Without the pictures, print each of the records below exactly as it appears.

* Stored dataset items
################

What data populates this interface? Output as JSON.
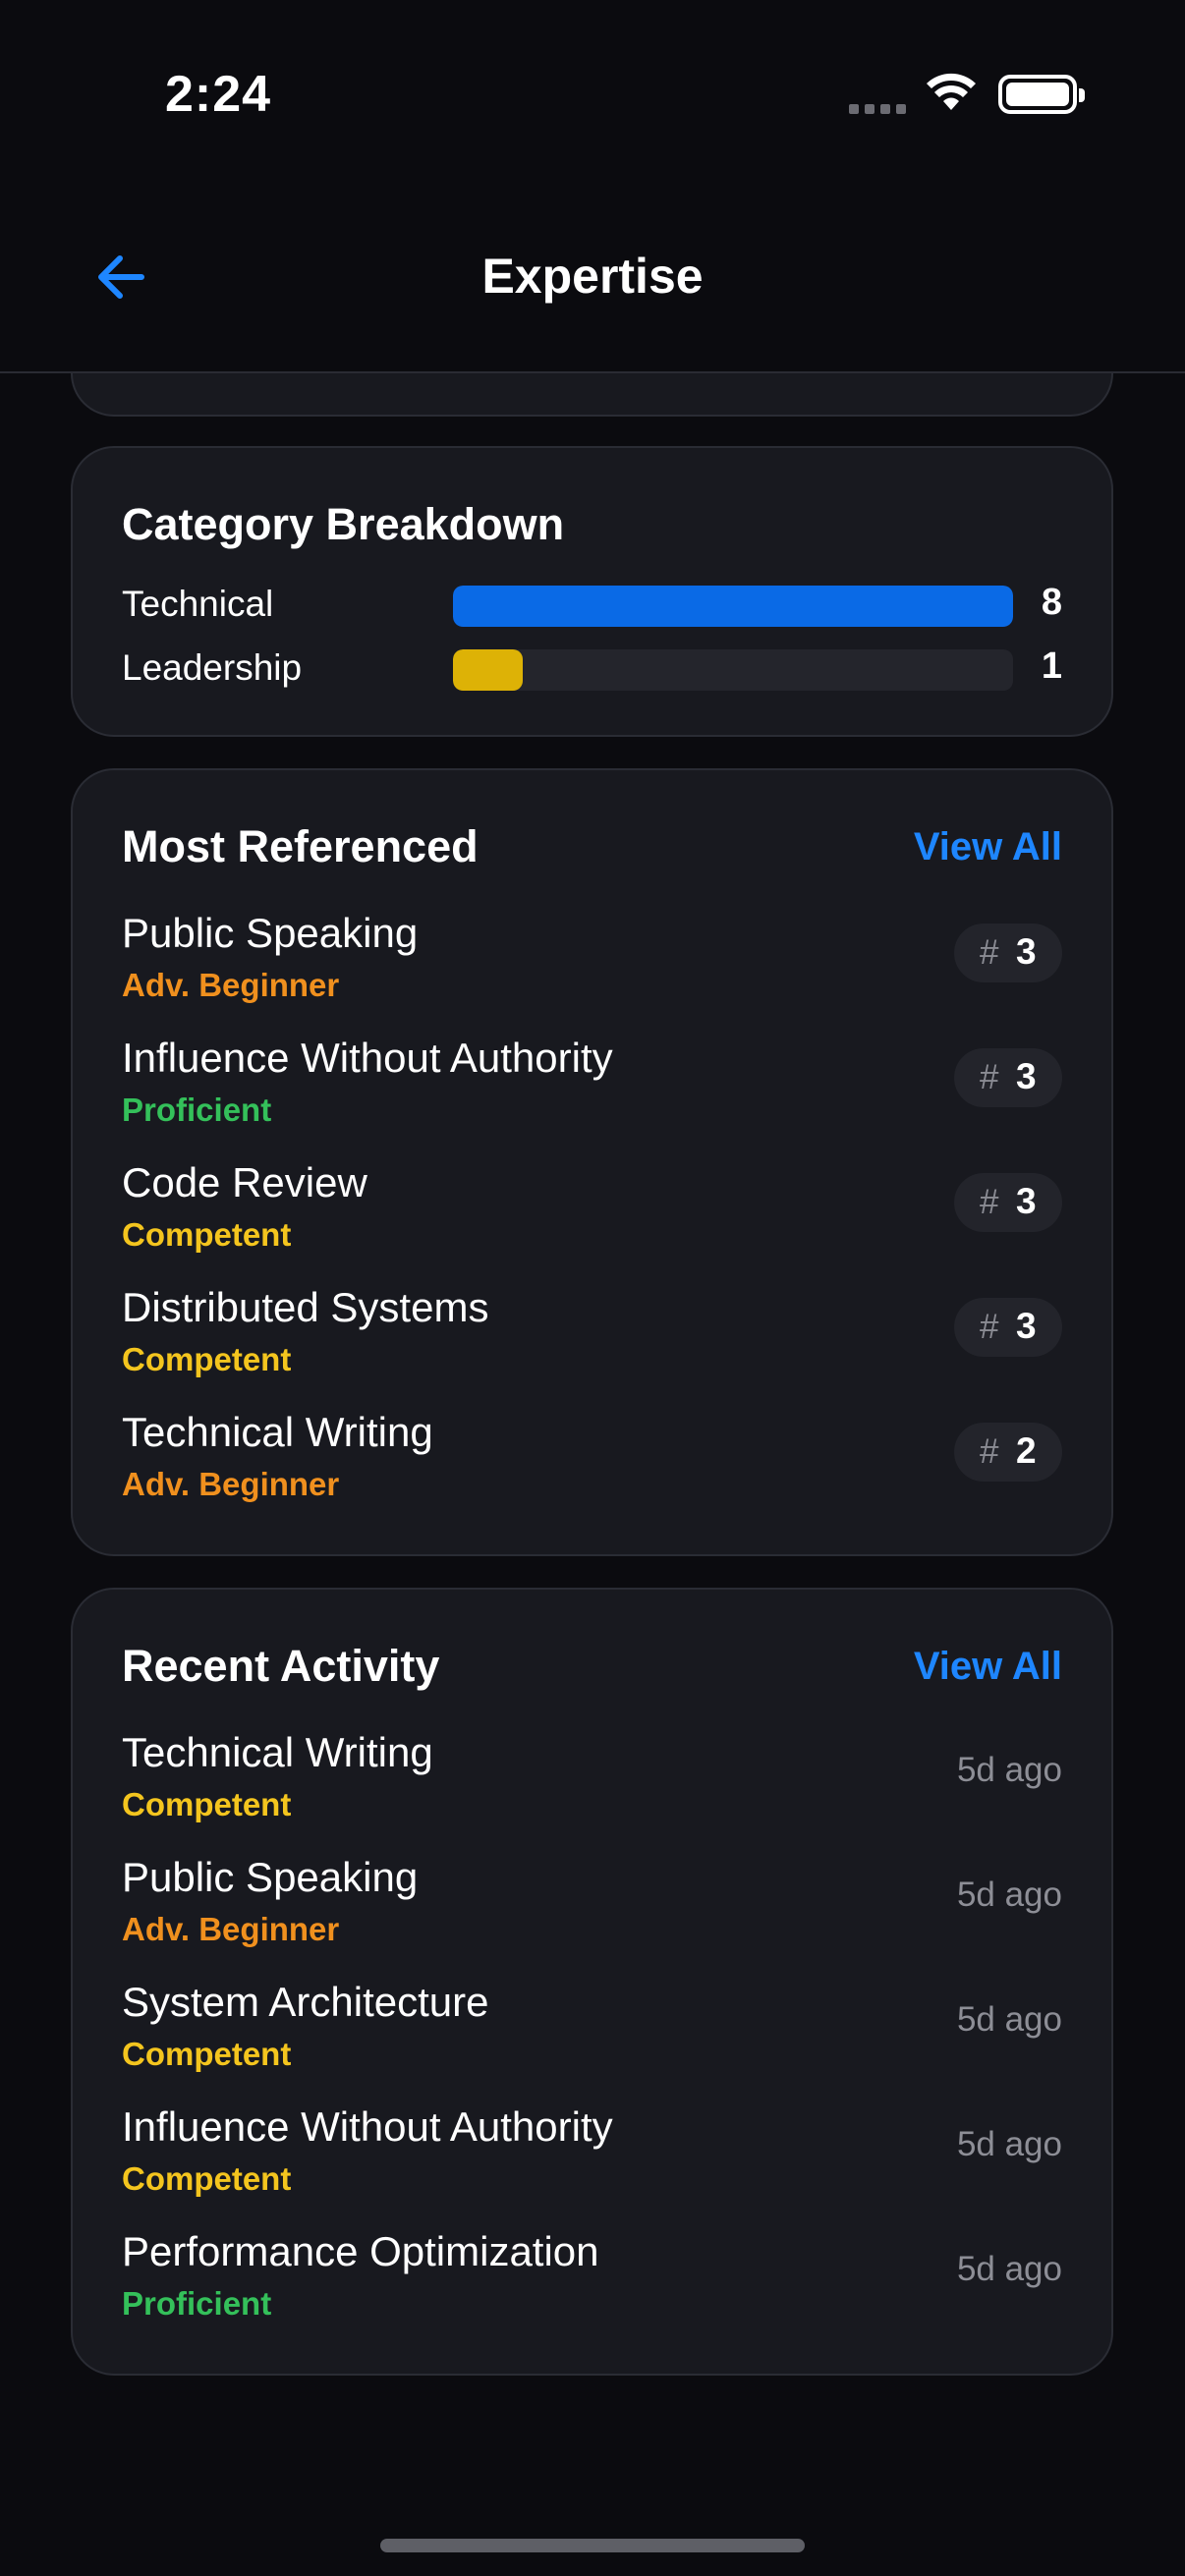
{
  "status_bar": {
    "time": "2:24"
  },
  "nav": {
    "title": "Expertise",
    "back_icon": "arrow-left-icon"
  },
  "colors": {
    "accent": "#1e86ff",
    "technical_bar": "#0a6ae6",
    "leadership_bar": "#ddb206",
    "adv_beginner": "#f0901e",
    "proficient": "#34c05a",
    "competent": "#f4c51e"
  },
  "category_breakdown": {
    "title": "Category Breakdown",
    "max": 8,
    "rows": [
      {
        "label": "Technical",
        "count": "8",
        "value": 8,
        "color": "#0a6ae6"
      },
      {
        "label": "Leadership",
        "count": "1",
        "value": 1,
        "color": "#ddb206"
      }
    ]
  },
  "most_referenced": {
    "title": "Most Referenced",
    "view_all": "View All",
    "items": [
      {
        "name": "Public Speaking",
        "level": "Adv. Beginner",
        "level_color": "#f0901e",
        "hash": "#",
        "count": "3"
      },
      {
        "name": "Influence Without Authority",
        "level": "Proficient",
        "level_color": "#34c05a",
        "hash": "#",
        "count": "3"
      },
      {
        "name": "Code Review",
        "level": "Competent",
        "level_color": "#f4c51e",
        "hash": "#",
        "count": "3"
      },
      {
        "name": "Distributed Systems",
        "level": "Competent",
        "level_color": "#f4c51e",
        "hash": "#",
        "count": "3"
      },
      {
        "name": "Technical Writing",
        "level": "Adv. Beginner",
        "level_color": "#f0901e",
        "hash": "#",
        "count": "2"
      }
    ]
  },
  "recent_activity": {
    "title": "Recent Activity",
    "view_all": "View All",
    "items": [
      {
        "name": "Technical Writing",
        "level": "Competent",
        "level_color": "#f4c51e",
        "time": "5d ago"
      },
      {
        "name": "Public Speaking",
        "level": "Adv. Beginner",
        "level_color": "#f0901e",
        "time": "5d ago"
      },
      {
        "name": "System Architecture",
        "level": "Competent",
        "level_color": "#f4c51e",
        "time": "5d ago"
      },
      {
        "name": "Influence Without Authority",
        "level": "Competent",
        "level_color": "#f4c51e",
        "time": "5d ago"
      },
      {
        "name": "Performance Optimization",
        "level": "Proficient",
        "level_color": "#34c05a",
        "time": "5d ago"
      }
    ]
  }
}
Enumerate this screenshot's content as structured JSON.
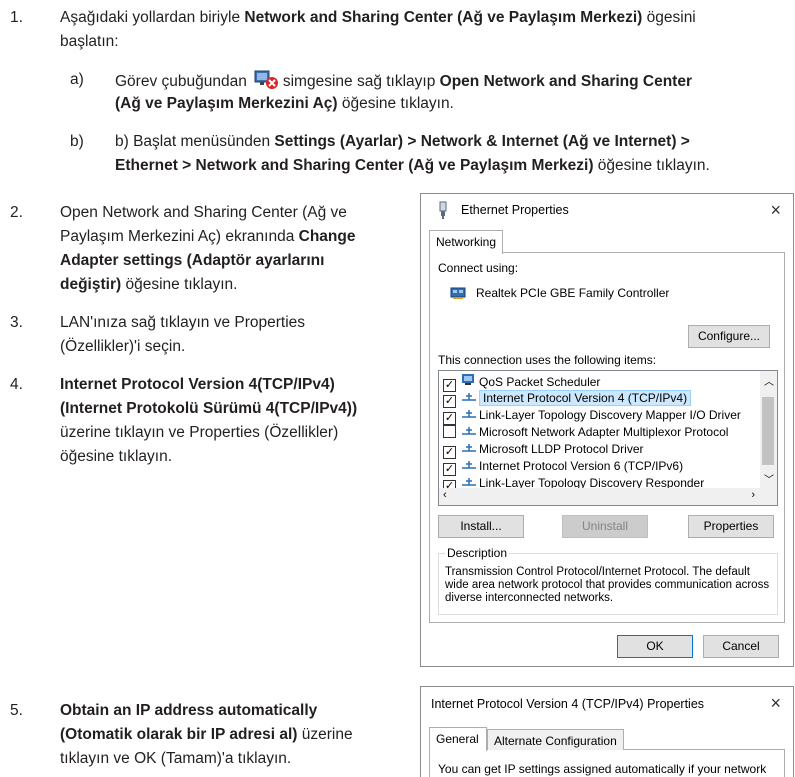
{
  "steps": {
    "s1": {
      "number": "1.",
      "line1_a": "Aşağıdaki yollardan biriyle ",
      "line1_b": "Network and Sharing Center (Ağ ve Paylaşım Merkezi)",
      "line1_c": " ögesini",
      "line2": "başlatın:"
    },
    "s1a": {
      "letter": "a)",
      "text_a": "Görev çubuğundan",
      "text_b": "simgesine sağ tıklayıp ",
      "text_c": "Open Network and Sharing Center",
      "text_d": "(Ağ ve Paylaşım Merkezini Aç)",
      "text_e": " öğesine tıklayın."
    },
    "s1b": {
      "letter": "b)",
      "text_a": "b) Başlat menüsünden ",
      "text_b": "Settings (Ayarlar) > Network & Internet (Ağ ve Internet) >",
      "text_c": "Ethernet > Network and Sharing Center (Ağ ve Paylaşım Merkezi)",
      "text_d": " öğesine tıklayın."
    },
    "s2": {
      "number": "2.",
      "line1": "Open Network and Sharing Center (Ağ ve",
      "line2_a": "Paylaşım Merkezini Aç) ekranında ",
      "line2_b": "Change",
      "line3": "Adapter settings (Adaptör ayarlarını",
      "line4_a": "değiştir)",
      "line4_b": " öğesine tıklayın."
    },
    "s3": {
      "number": "3.",
      "line1": "LAN'ınıza sağ tıklayın ve Properties",
      "line2": "(Özellikler)'i seçin."
    },
    "s4": {
      "number": "4.",
      "line1": "Internet Protocol Version 4(TCP/IPv4)",
      "line2": "(Internet Protokolü Sürümü 4(TCP/IPv4))",
      "line3": "üzerine tıklayın ve Properties (Özellikler)",
      "line4": "öğesine tıklayın."
    },
    "s5": {
      "number": "5.",
      "line1": "Obtain an IP address automatically",
      "line2_a": "(Otomatik olarak bir IP adresi al)",
      "line2_b": " üzerine",
      "line3": "tıklayın ve OK (Tamam)'a tıklayın."
    }
  },
  "ethernet_dialog": {
    "title": "Ethernet Properties",
    "close": "×",
    "tab": "Networking",
    "connect_using_label": "Connect using:",
    "adapter_name": "Realtek PCIe GBE Family Controller",
    "configure_button": "Configure...",
    "items_label": "This connection uses the following items:",
    "items": [
      {
        "label": "QoS Packet Scheduler",
        "checked": true
      },
      {
        "label": "Internet Protocol Version 4 (TCP/IPv4)",
        "checked": true,
        "selected": true
      },
      {
        "label": "Link-Layer Topology Discovery Mapper I/O Driver",
        "checked": true
      },
      {
        "label": "Microsoft Network Adapter Multiplexor Protocol",
        "checked": false
      },
      {
        "label": "Microsoft LLDP Protocol Driver",
        "checked": true
      },
      {
        "label": "Internet Protocol Version 6 (TCP/IPv6)",
        "checked": true
      },
      {
        "label": "Link-Layer Topology Discovery Responder",
        "checked": true
      }
    ],
    "install_button": "Install...",
    "uninstall_button": "Uninstall",
    "properties_button": "Properties",
    "description_label": "Description",
    "description_text": "Transmission Control Protocol/Internet Protocol. The default wide area network protocol that provides communication across diverse interconnected networks.",
    "ok_button": "OK",
    "cancel_button": "Cancel"
  },
  "ipv4_dialog": {
    "title": "Internet Protocol Version 4 (TCP/IPv4) Properties",
    "close": "×",
    "tab_general": "General",
    "tab_alternate": "Alternate Configuration",
    "partial_text": "You can get IP settings assigned automatically if your network supports"
  },
  "colors": {
    "text": "#231f20",
    "selection": "#cce8ff",
    "dialog_border": "#8c8c8c"
  }
}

################

* Solution below
What data populates this interface? Output as JSON.
{
  "status_bar": {
    "time": "2:24"
  },
  "nav": {
    "title": "Expertise",
    "back_icon": "arrow-left-icon"
  },
  "colors": {
    "accent": "#1e86ff",
    "technical_bar": "#0a6ae6",
    "leadership_bar": "#ddb206",
    "adv_beginner": "#f0901e",
    "proficient": "#34c05a",
    "competent": "#f4c51e"
  },
  "category_breakdown": {
    "title": "Category Breakdown",
    "max": 8,
    "rows": [
      {
        "label": "Technical",
        "count": "8",
        "value": 8,
        "color": "#0a6ae6"
      },
      {
        "label": "Leadership",
        "count": "1",
        "value": 1,
        "color": "#ddb206"
      }
    ]
  },
  "most_referenced": {
    "title": "Most Referenced",
    "view_all": "View All",
    "items": [
      {
        "name": "Public Speaking",
        "level": "Adv. Beginner",
        "level_color": "#f0901e",
        "hash": "#",
        "count": "3"
      },
      {
        "name": "Influence Without Authority",
        "level": "Proficient",
        "level_color": "#34c05a",
        "hash": "#",
        "count": "3"
      },
      {
        "name": "Code Review",
        "level": "Competent",
        "level_color": "#f4c51e",
        "hash": "#",
        "count": "3"
      },
      {
        "name": "Distributed Systems",
        "level": "Competent",
        "level_color": "#f4c51e",
        "hash": "#",
        "count": "3"
      },
      {
        "name": "Technical Writing",
        "level": "Adv. Beginner",
        "level_color": "#f0901e",
        "hash": "#",
        "count": "2"
      }
    ]
  },
  "recent_activity": {
    "title": "Recent Activity",
    "view_all": "View All",
    "items": [
      {
        "name": "Technical Writing",
        "level": "Competent",
        "level_color": "#f4c51e",
        "time": "5d ago"
      },
      {
        "name": "Public Speaking",
        "level": "Adv. Beginner",
        "level_color": "#f0901e",
        "time": "5d ago"
      },
      {
        "name": "System Architecture",
        "level": "Competent",
        "level_color": "#f4c51e",
        "time": "5d ago"
      },
      {
        "name": "Influence Without Authority",
        "level": "Competent",
        "level_color": "#f4c51e",
        "time": "5d ago"
      },
      {
        "name": "Performance Optimization",
        "level": "Proficient",
        "level_color": "#34c05a",
        "time": "5d ago"
      }
    ]
  }
}
Enumerate this screenshot's content as structured JSON.
{
  "steps": {
    "s1": {
      "number": "1.",
      "line1_a": "Aşağıdaki yollardan biriyle ",
      "line1_b": "Network and Sharing Center (Ağ ve Paylaşım Merkezi)",
      "line1_c": " ögesini",
      "line2": "başlatın:"
    },
    "s1a": {
      "letter": "a)",
      "text_a": "Görev çubuğundan",
      "text_b": "simgesine sağ tıklayıp ",
      "text_c": "Open Network and Sharing Center",
      "text_d": "(Ağ ve Paylaşım Merkezini Aç)",
      "text_e": " öğesine tıklayın."
    },
    "s1b": {
      "letter": "b)",
      "text_a": "b) Başlat menüsünden ",
      "text_b": "Settings (Ayarlar) > Network & Internet (Ağ ve Internet) >",
      "text_c": "Ethernet > Network and Sharing Center (Ağ ve Paylaşım Merkezi)",
      "text_d": " öğesine tıklayın."
    },
    "s2": {
      "number": "2.",
      "line1": "Open Network and Sharing Center (Ağ ve",
      "line2_a": "Paylaşım Merkezini Aç) ekranında ",
      "line2_b": "Change",
      "line3": "Adapter settings (Adaptör ayarlarını",
      "line4_a": "değiştir)",
      "line4_b": " öğesine tıklayın."
    },
    "s3": {
      "number": "3.",
      "line1": "LAN'ınıza sağ tıklayın ve Properties",
      "line2": "(Özellikler)'i seçin."
    },
    "s4": {
      "number": "4.",
      "line1": "Internet Protocol Version 4(TCP/IPv4)",
      "line2": "(Internet Protokolü Sürümü 4(TCP/IPv4))",
      "line3": "üzerine tıklayın ve Properties (Özellikler)",
      "line4": "öğesine tıklayın."
    },
    "s5": {
      "number": "5.",
      "line1": "Obtain an IP address automatically",
      "line2_a": "(Otomatik olarak bir IP adresi al)",
      "line2_b": " üzerine",
      "line3": "tıklayın ve OK (Tamam)'a tıklayın."
    }
  },
  "ethernet_dialog": {
    "title": "Ethernet Properties",
    "close": "×",
    "tab": "Networking",
    "connect_using_label": "Connect using:",
    "adapter_name": "Realtek PCIe GBE Family Controller",
    "configure_button": "Configure...",
    "items_label": "This connection uses the following items:",
    "items": [
      {
        "label": "QoS Packet Scheduler",
        "checked": true
      },
      {
        "label": "Internet Protocol Version 4 (TCP/IPv4)",
        "checked": true,
        "selected": true
      },
      {
        "label": "Link-Layer Topology Discovery Mapper I/O Driver",
        "checked": true
      },
      {
        "label": "Microsoft Network Adapter Multiplexor Protocol",
        "checked": false
      },
      {
        "label": "Microsoft LLDP Protocol Driver",
        "checked": true
      },
      {
        "label": "Internet Protocol Version 6 (TCP/IPv6)",
        "checked": true
      },
      {
        "label": "Link-Layer Topology Discovery Responder",
        "checked": true
      }
    ],
    "install_button": "Install...",
    "uninstall_button": "Uninstall",
    "properties_button": "Properties",
    "description_label": "Description",
    "description_text": "Transmission Control Protocol/Internet Protocol. The default wide area network protocol that provides communication across diverse interconnected networks.",
    "ok_button": "OK",
    "cancel_button": "Cancel"
  },
  "ipv4_dialog": {
    "title": "Internet Protocol Version 4 (TCP/IPv4) Properties",
    "close": "×",
    "tab_general": "General",
    "tab_alternate": "Alternate Configuration",
    "partial_text": "You can get IP settings assigned automatically if your network supports"
  },
  "colors": {
    "text": "#231f20",
    "selection": "#cce8ff",
    "dialog_border": "#8c8c8c"
  }
}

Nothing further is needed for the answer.